_Problem:_ Below are the records; collect from them each line containing the string "менее".

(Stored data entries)
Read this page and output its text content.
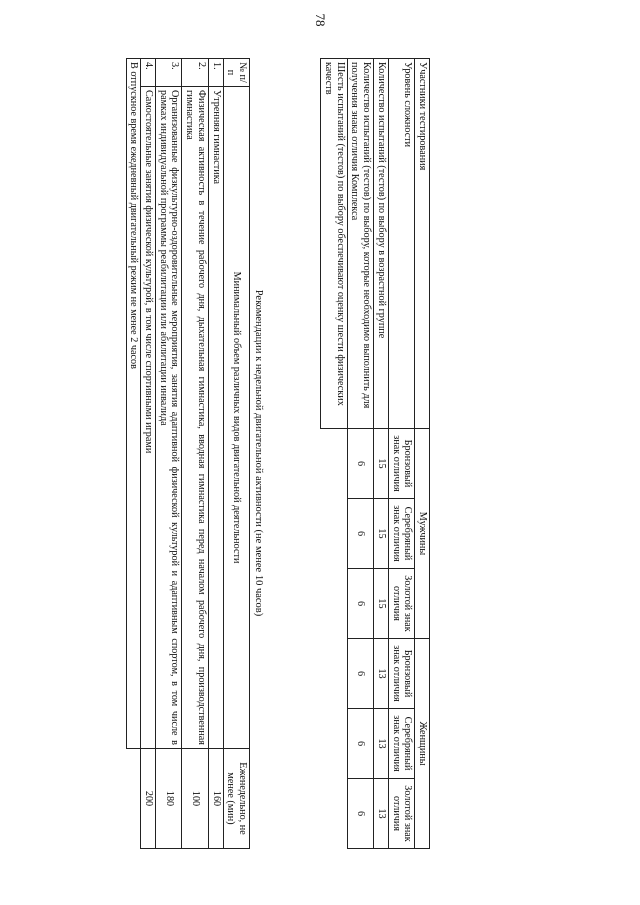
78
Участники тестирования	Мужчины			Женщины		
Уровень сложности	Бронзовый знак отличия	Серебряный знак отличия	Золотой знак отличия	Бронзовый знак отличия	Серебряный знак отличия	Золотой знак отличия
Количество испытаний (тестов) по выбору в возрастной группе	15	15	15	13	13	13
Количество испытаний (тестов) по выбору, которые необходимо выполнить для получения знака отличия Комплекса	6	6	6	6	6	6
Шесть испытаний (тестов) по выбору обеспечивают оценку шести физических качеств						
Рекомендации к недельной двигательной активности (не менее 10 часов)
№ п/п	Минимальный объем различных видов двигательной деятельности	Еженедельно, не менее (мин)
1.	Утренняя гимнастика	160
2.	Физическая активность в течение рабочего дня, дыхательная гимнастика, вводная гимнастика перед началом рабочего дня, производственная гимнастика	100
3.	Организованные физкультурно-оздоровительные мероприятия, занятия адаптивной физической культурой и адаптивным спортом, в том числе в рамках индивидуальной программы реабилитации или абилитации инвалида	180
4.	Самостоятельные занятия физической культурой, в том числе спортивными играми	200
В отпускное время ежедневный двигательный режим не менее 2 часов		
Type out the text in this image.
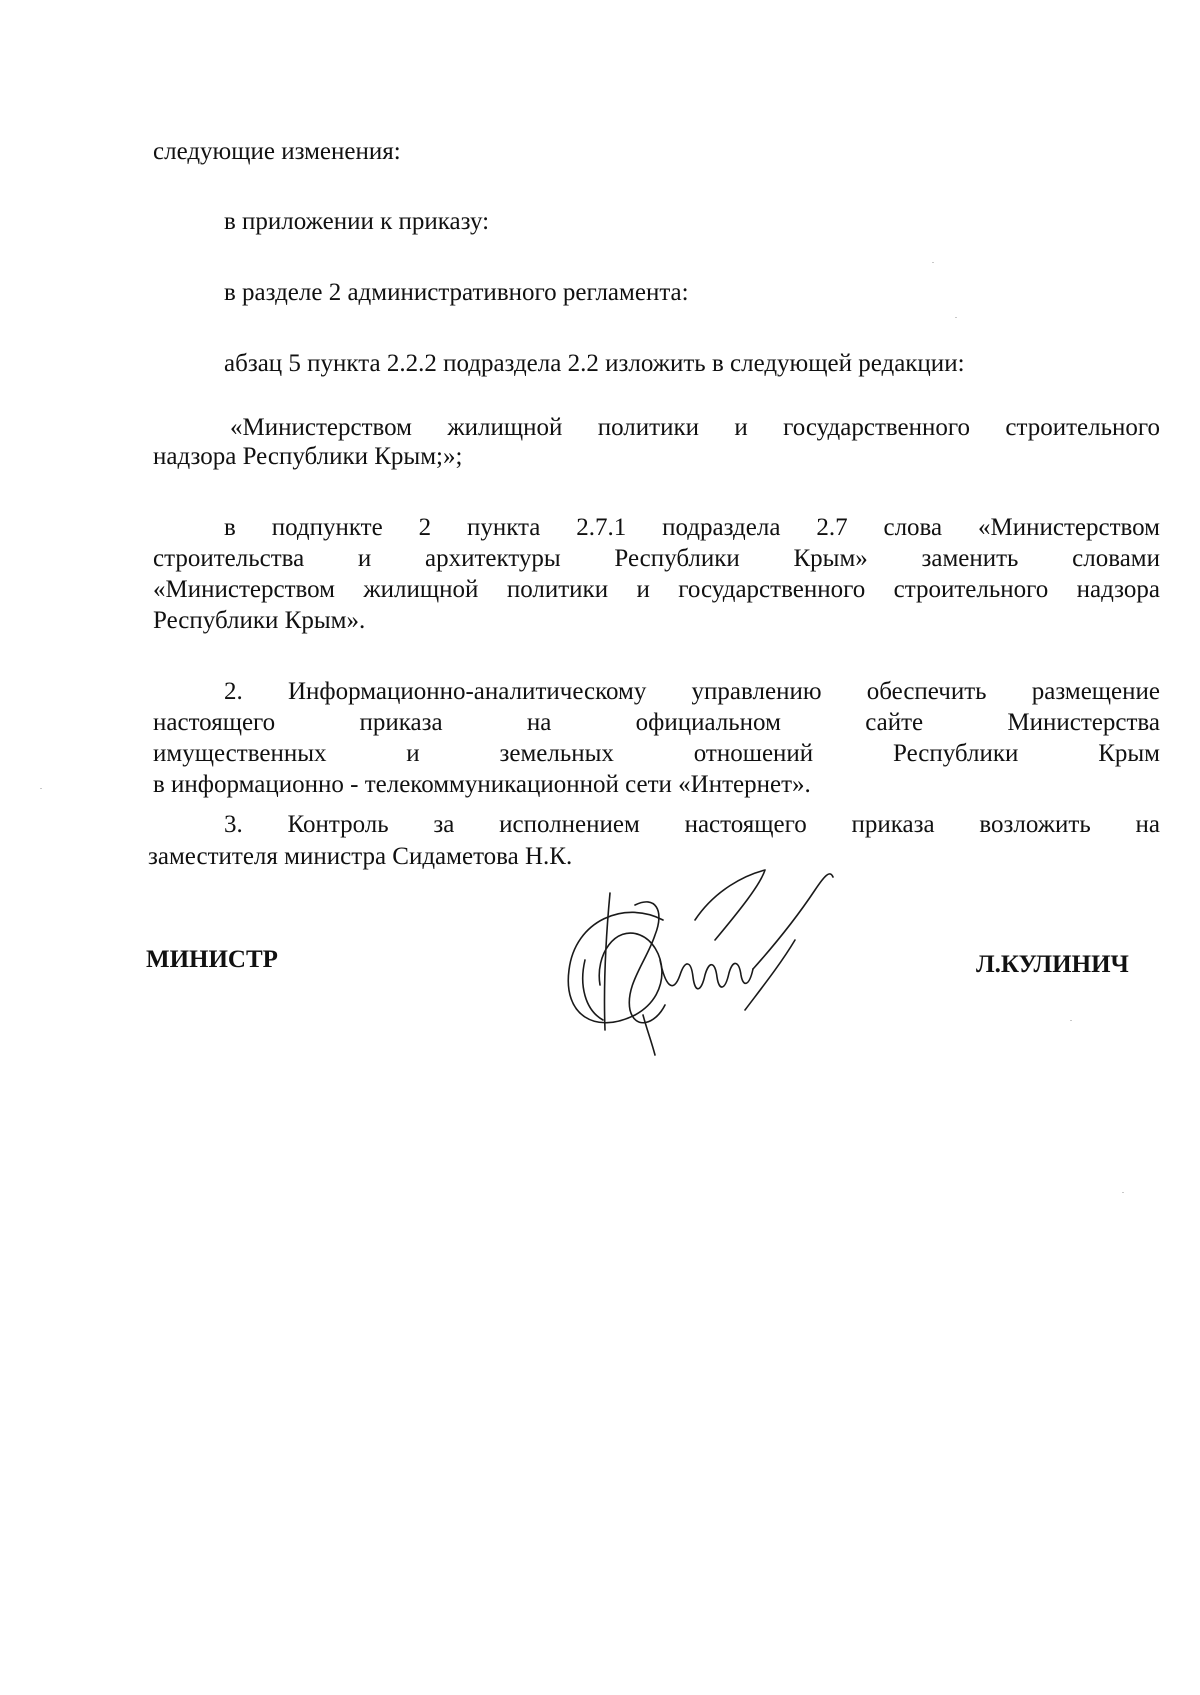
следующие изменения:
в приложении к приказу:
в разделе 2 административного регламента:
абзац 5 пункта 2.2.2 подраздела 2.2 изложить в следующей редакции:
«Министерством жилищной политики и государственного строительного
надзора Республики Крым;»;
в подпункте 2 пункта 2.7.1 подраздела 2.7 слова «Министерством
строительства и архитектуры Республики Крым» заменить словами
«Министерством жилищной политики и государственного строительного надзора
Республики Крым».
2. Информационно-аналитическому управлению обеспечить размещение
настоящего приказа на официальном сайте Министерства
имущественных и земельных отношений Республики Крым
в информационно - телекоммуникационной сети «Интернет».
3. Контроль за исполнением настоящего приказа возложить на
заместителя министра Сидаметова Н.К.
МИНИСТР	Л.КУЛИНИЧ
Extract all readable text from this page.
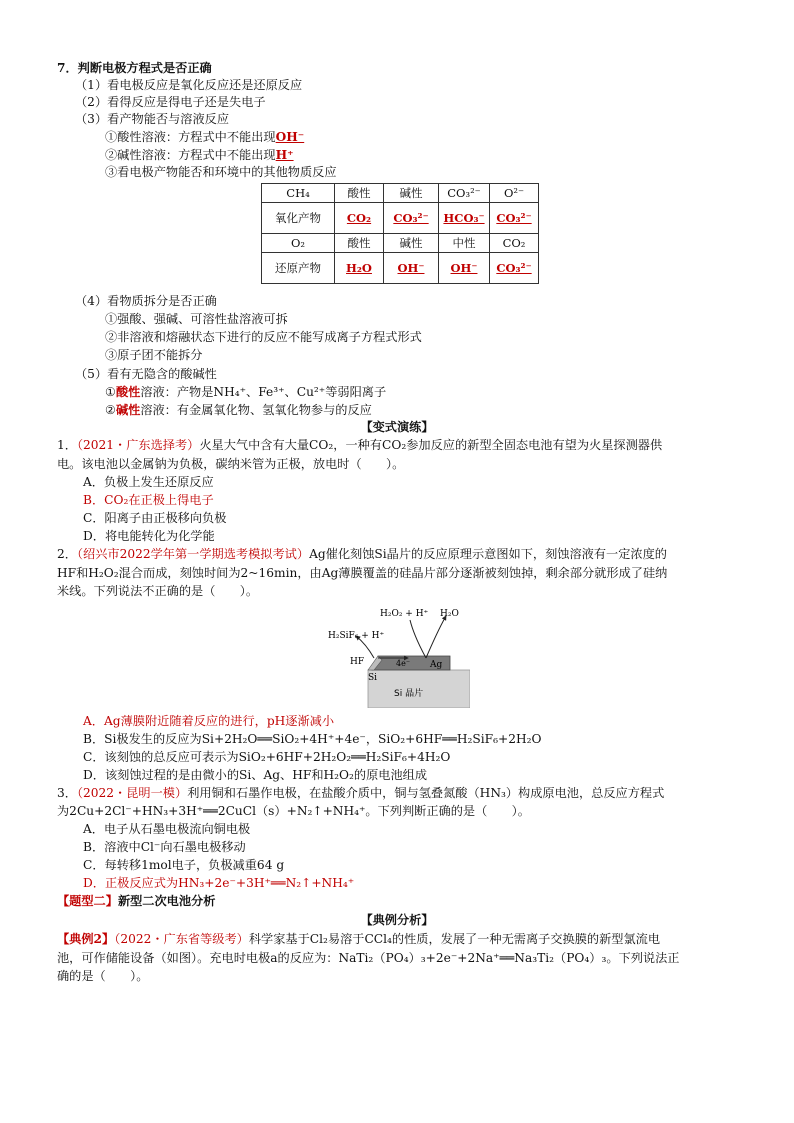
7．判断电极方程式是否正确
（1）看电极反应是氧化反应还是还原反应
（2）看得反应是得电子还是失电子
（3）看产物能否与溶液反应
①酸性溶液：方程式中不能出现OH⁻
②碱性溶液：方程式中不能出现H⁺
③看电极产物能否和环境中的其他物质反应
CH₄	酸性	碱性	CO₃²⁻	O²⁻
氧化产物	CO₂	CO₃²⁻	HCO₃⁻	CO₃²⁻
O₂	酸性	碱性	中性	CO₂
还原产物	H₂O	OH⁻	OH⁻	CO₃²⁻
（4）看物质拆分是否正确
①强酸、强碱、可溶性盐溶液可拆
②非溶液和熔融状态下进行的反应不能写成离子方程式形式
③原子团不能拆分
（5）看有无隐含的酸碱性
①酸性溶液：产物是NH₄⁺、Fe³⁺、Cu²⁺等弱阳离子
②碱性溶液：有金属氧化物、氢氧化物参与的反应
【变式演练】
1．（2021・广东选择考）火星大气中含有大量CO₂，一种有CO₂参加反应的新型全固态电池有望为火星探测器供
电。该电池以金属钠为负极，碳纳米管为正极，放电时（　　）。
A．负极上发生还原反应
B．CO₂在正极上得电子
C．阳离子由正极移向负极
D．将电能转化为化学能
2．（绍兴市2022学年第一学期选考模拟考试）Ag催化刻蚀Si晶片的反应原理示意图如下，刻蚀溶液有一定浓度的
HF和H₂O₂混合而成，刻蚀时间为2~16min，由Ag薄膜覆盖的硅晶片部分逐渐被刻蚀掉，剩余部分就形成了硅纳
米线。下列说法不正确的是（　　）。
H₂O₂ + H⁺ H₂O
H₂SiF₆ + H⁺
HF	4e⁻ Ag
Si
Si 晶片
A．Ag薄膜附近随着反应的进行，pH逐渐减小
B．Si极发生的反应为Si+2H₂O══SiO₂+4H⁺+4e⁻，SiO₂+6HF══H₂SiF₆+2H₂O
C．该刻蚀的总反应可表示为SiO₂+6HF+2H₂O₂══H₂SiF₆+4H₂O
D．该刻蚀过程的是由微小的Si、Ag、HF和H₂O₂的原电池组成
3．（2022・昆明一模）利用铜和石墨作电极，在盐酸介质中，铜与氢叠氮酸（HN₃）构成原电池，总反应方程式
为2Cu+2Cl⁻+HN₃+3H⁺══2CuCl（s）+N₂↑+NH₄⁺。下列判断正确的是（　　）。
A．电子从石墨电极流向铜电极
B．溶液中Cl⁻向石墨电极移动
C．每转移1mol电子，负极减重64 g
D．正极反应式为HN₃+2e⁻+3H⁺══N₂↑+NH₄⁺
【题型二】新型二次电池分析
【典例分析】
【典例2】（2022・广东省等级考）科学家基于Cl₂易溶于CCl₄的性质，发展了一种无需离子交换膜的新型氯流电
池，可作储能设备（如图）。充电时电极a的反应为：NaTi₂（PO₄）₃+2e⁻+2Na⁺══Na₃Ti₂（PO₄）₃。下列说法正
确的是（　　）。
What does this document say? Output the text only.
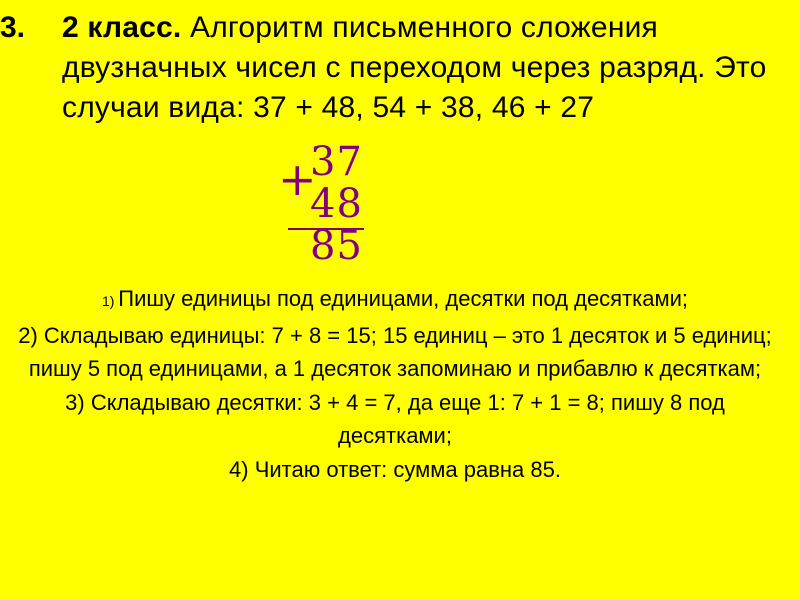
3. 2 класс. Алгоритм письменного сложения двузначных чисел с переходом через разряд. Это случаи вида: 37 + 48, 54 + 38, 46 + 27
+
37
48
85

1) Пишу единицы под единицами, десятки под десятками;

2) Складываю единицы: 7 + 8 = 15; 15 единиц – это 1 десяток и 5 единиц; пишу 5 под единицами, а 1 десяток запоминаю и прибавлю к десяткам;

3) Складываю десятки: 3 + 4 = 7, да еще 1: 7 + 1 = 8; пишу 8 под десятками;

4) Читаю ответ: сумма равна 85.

_Result:_
Рекомендации к недельной двигательной активности (не менее 10 часов)
№ п/п	Минимальный объем различных видов двигательной деятельности	Еженедельно, не менее (мин)
В отпускное время ежедневный двигательный режим не менее 2 часов		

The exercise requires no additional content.